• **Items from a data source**
....................
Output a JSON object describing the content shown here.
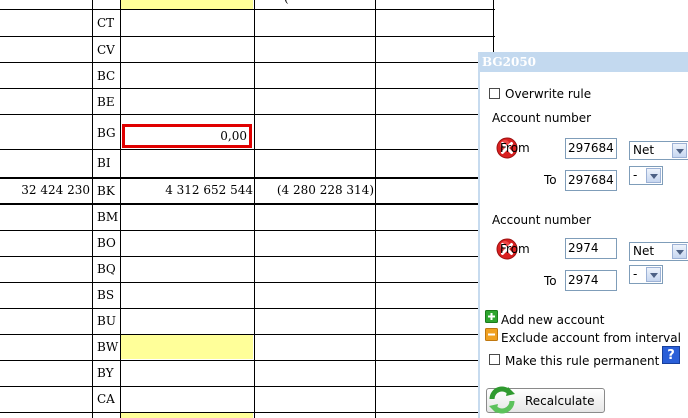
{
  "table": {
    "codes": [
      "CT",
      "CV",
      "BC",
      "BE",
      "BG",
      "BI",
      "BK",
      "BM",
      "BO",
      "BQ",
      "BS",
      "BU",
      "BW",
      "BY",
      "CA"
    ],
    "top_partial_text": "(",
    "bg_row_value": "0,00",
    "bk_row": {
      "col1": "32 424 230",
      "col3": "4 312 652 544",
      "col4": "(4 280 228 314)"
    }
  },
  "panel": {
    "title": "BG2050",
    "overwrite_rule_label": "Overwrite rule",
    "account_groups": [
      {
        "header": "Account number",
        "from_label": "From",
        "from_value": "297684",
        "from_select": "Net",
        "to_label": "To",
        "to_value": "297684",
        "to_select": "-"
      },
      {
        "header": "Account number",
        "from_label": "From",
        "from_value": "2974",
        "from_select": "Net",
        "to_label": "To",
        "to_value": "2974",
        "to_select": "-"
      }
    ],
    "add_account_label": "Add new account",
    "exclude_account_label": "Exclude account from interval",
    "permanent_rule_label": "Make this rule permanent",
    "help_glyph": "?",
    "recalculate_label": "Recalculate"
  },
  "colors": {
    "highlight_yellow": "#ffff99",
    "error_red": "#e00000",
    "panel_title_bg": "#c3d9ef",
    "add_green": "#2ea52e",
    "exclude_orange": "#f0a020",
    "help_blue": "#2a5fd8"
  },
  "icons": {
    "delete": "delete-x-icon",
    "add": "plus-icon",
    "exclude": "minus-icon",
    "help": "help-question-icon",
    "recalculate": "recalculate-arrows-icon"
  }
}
....................
• **AIM OF THE TASK**
Go through the listing above and quote it exactly, apart from its images.

• **RESULT**
Output a JSON object describing the content shown here.
{
  "table": {
    "codes": [
      "CT",
      "CV",
      "BC",
      "BE",
      "BG",
      "BI",
      "BK",
      "BM",
      "BO",
      "BQ",
      "BS",
      "BU",
      "BW",
      "BY",
      "CA"
    ],
    "top_partial_text": "(",
    "bg_row_value": "0,00",
    "bk_row": {
      "col1": "32 424 230",
      "col3": "4 312 652 544",
      "col4": "(4 280 228 314)"
    }
  },
  "panel": {
    "title": "BG2050",
    "overwrite_rule_label": "Overwrite rule",
    "account_groups": [
      {
        "header": "Account number",
        "from_label": "From",
        "from_value": "297684",
        "from_select": "Net",
        "to_label": "To",
        "to_value": "297684",
        "to_select": "-"
      },
      {
        "header": "Account number",
        "from_label": "From",
        "from_value": "2974",
        "from_select": "Net",
        "to_label": "To",
        "to_value": "2974",
        "to_select": "-"
      }
    ],
    "add_account_label": "Add new account",
    "exclude_account_label": "Exclude account from interval",
    "permanent_rule_label": "Make this rule permanent",
    "help_glyph": "?",
    "recalculate_label": "Recalculate"
  },
  "colors": {
    "highlight_yellow": "#ffff99",
    "error_red": "#e00000",
    "panel_title_bg": "#c3d9ef",
    "add_green": "#2ea52e",
    "exclude_orange": "#f0a020",
    "help_blue": "#2a5fd8"
  },
  "icons": {
    "delete": "delete-x-icon",
    "add": "plus-icon",
    "exclude": "minus-icon",
    "help": "help-question-icon",
    "recalculate": "recalculate-arrows-icon"
  }
}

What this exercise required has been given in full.